● Task input
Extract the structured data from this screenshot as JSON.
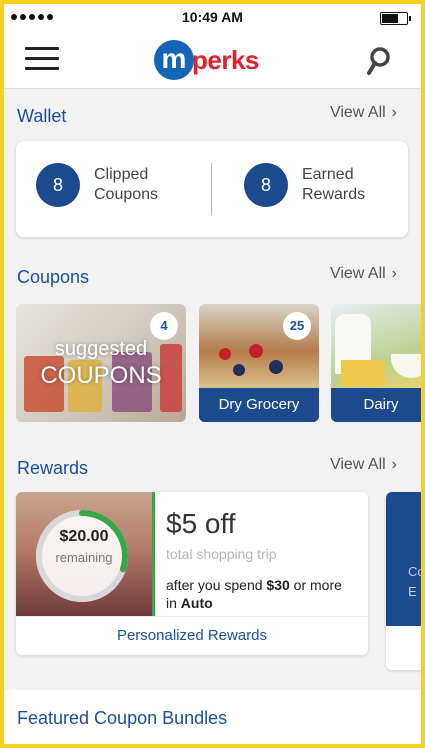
{
  "status_bar": {
    "time": "10:49 AM"
  },
  "header": {
    "logo_m": "m",
    "logo_text": "perks"
  },
  "wallet": {
    "title": "Wallet",
    "view_all": "View All",
    "items": [
      {
        "count": "8",
        "label_line1": "Clipped",
        "label_line2": "Coupons"
      },
      {
        "count": "8",
        "label_line1": "Earned",
        "label_line2": "Rewards"
      }
    ]
  },
  "coupons": {
    "title": "Coupons",
    "view_all": "View All",
    "tiles": [
      {
        "badge": "4",
        "overlay_line1": "suggested",
        "overlay_line2": "COUPONS",
        "label": ""
      },
      {
        "badge": "25",
        "label": "Dry Grocery"
      },
      {
        "badge": "",
        "label": "Dairy"
      }
    ]
  },
  "rewards": {
    "title": "Rewards",
    "view_all": "View All",
    "card": {
      "amount": "$20.00",
      "remaining_label": "remaining",
      "progress_fraction": 0.3,
      "offer": "$5 off",
      "subtitle": "total shopping trip",
      "condition_prefix": "after you spend ",
      "condition_amount": "$30",
      "condition_mid": " or more",
      "condition_in": "in ",
      "condition_store": "Auto",
      "footer": "Personalized Rewards"
    },
    "card2_partial": {
      "line1": "Co",
      "line2": "E"
    }
  },
  "featured": {
    "title": "Featured Coupon Bundles"
  },
  "colors": {
    "brand_blue": "#1c4a8f",
    "brand_red": "#e0202a",
    "progress_green": "#3aa64a",
    "frame_yellow": "#f3d11e"
  },
  "icons": {
    "menu": "hamburger-icon",
    "search": "search-icon",
    "chevron": "chevron-right-icon"
  }
}
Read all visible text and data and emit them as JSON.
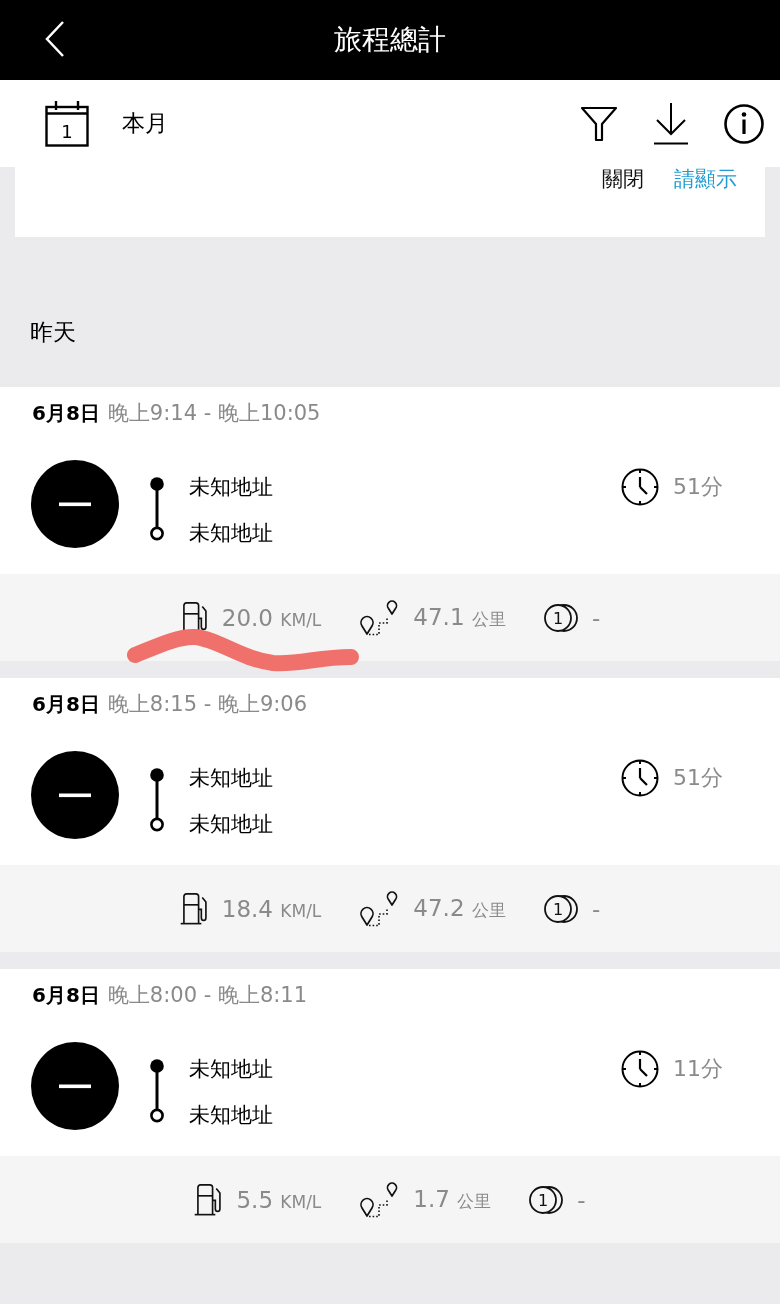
{
  "header": {
    "title": "旅程總計"
  },
  "toolbar": {
    "calendar_day": "1",
    "period": "本月"
  },
  "notice": {
    "close": "關閉",
    "show": "請顯示"
  },
  "section": {
    "label": "昨天"
  },
  "trips": [
    {
      "date": "6月8日",
      "time_range": "晚上9:14 - 晚上10:05",
      "start": "未知地址",
      "end": "未知地址",
      "duration": "51分",
      "economy": {
        "value": "20.0",
        "unit": "KM/L"
      },
      "distance": {
        "value": "47.1",
        "unit": "公里"
      },
      "cost_icon_label": "1",
      "cost": "-",
      "scribbled": true
    },
    {
      "date": "6月8日",
      "time_range": "晚上8:15 - 晚上9:06",
      "start": "未知地址",
      "end": "未知地址",
      "duration": "51分",
      "economy": {
        "value": "18.4",
        "unit": "KM/L"
      },
      "distance": {
        "value": "47.2",
        "unit": "公里"
      },
      "cost_icon_label": "1",
      "cost": "-",
      "scribbled": false
    },
    {
      "date": "6月8日",
      "time_range": "晚上8:00 - 晚上8:11",
      "start": "未知地址",
      "end": "未知地址",
      "duration": "11分",
      "economy": {
        "value": "5.5",
        "unit": "KM/L"
      },
      "distance": {
        "value": "1.7",
        "unit": "公里"
      },
      "cost_icon_label": "1",
      "cost": "-",
      "scribbled": false
    }
  ]
}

● Goal of the exercise
Locate each line containing the string "JSON" and show it.

● Answer to the task
Extract the structured data from this screenshot as JSON.
Read all visible text and data and emit them as JSON.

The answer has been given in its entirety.